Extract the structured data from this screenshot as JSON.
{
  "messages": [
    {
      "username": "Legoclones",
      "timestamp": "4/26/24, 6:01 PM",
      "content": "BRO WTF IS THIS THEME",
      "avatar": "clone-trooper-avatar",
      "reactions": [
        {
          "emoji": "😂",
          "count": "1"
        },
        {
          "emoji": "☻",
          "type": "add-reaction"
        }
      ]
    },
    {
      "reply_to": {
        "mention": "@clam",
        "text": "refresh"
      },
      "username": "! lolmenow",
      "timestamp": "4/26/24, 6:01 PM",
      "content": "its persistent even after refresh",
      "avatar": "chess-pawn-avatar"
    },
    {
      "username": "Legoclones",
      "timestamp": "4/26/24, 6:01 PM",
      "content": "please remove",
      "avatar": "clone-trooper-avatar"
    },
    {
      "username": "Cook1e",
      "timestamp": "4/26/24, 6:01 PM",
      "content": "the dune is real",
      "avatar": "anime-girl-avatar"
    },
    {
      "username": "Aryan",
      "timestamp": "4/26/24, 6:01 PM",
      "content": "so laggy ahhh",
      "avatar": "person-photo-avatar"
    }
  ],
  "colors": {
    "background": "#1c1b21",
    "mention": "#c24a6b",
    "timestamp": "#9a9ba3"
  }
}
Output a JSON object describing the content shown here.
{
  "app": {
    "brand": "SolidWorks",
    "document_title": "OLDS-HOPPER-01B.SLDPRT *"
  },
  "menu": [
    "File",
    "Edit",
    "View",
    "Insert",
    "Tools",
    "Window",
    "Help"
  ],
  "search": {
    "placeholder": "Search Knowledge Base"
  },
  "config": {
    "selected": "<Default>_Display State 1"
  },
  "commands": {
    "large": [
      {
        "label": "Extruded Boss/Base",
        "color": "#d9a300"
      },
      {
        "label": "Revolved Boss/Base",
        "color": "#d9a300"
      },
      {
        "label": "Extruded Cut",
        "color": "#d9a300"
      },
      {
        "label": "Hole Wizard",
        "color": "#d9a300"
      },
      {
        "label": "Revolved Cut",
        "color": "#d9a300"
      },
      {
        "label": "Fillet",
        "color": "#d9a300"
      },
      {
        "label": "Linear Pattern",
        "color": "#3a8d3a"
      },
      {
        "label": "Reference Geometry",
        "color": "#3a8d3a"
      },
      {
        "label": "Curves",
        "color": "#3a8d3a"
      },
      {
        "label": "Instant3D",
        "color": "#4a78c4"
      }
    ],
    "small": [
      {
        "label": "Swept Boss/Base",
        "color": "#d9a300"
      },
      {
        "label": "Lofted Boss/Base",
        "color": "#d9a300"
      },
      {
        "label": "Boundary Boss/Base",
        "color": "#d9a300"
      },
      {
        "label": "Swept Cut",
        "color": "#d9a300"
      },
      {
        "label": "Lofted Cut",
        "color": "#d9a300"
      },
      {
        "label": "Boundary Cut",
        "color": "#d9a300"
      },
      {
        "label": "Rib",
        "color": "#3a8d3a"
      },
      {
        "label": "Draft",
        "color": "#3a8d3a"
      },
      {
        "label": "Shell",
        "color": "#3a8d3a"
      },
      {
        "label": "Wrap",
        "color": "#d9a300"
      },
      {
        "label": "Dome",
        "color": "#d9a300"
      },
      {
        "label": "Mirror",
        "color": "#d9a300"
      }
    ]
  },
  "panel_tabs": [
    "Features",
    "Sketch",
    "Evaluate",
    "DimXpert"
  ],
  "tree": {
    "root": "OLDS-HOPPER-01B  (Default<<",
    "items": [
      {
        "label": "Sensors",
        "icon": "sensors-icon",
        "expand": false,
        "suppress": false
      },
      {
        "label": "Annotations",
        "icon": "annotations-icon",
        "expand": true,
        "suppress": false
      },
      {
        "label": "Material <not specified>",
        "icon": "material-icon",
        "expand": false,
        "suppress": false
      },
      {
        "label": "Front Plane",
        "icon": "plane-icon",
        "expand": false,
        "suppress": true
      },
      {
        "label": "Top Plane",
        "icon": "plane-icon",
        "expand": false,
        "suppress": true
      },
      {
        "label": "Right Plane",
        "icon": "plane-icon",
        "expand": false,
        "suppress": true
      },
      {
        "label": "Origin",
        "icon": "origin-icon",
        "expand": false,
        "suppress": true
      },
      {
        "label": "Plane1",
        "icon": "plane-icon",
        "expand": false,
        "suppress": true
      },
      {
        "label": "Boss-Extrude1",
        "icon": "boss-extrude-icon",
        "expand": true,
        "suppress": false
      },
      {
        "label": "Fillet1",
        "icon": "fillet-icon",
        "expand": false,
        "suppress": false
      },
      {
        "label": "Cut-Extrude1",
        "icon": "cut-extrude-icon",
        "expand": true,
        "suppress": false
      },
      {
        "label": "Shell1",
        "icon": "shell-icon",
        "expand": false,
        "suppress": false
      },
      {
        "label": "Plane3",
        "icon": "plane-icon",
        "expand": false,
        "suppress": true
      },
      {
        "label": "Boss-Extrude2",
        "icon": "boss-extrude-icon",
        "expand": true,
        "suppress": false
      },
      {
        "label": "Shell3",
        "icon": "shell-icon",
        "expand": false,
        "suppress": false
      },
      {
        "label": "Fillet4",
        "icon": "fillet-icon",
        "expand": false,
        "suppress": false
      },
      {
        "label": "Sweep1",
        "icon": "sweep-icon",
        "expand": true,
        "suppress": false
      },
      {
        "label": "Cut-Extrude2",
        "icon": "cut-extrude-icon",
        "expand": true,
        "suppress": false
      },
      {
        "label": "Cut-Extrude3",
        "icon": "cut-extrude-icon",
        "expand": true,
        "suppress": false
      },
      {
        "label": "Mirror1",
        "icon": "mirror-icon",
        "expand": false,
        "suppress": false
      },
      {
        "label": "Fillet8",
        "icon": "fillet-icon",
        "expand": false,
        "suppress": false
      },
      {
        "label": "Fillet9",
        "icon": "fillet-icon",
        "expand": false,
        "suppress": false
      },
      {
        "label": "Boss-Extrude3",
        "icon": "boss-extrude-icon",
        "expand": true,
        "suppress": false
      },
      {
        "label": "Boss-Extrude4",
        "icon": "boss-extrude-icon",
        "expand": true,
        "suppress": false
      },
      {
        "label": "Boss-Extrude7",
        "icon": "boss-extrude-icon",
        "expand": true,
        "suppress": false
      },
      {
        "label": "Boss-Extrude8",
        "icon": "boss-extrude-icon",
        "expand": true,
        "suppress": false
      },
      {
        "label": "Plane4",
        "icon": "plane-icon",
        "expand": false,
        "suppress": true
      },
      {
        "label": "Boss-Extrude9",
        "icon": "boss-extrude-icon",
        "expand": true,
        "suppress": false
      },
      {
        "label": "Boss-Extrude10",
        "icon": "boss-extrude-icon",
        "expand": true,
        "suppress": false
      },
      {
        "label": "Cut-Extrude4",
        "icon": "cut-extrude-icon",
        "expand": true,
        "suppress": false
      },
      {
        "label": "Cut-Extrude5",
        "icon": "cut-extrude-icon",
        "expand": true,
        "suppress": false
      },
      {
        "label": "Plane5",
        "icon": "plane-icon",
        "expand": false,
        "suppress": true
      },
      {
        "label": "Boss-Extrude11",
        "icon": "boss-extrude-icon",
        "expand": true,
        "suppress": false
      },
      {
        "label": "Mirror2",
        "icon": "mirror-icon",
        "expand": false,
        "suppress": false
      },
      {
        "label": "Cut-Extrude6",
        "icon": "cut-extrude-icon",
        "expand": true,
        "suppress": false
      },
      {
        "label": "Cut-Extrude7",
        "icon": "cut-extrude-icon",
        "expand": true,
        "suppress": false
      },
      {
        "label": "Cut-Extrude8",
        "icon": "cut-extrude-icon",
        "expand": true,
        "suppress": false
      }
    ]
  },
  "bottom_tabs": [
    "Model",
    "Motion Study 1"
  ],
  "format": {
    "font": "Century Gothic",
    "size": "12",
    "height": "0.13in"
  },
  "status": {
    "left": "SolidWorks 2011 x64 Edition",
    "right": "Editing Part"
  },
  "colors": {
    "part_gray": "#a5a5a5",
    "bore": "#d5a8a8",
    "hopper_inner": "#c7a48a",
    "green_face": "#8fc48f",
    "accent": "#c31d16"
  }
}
★ ★ ★ ★ ★
◆ **DIRECTIONS FOR THIS TASK**
Return each line with "Base".

◆ **TASK RESPONSE**
    "placeholder": "Search Knowledge Base"
        "label": "Extruded Boss/Base",
        "label": "Revolved Boss/Base",
        "label": "Swept Boss/Base",
        "label": "Lofted Boss/Base",
        "label": "Boundary Boss/Base",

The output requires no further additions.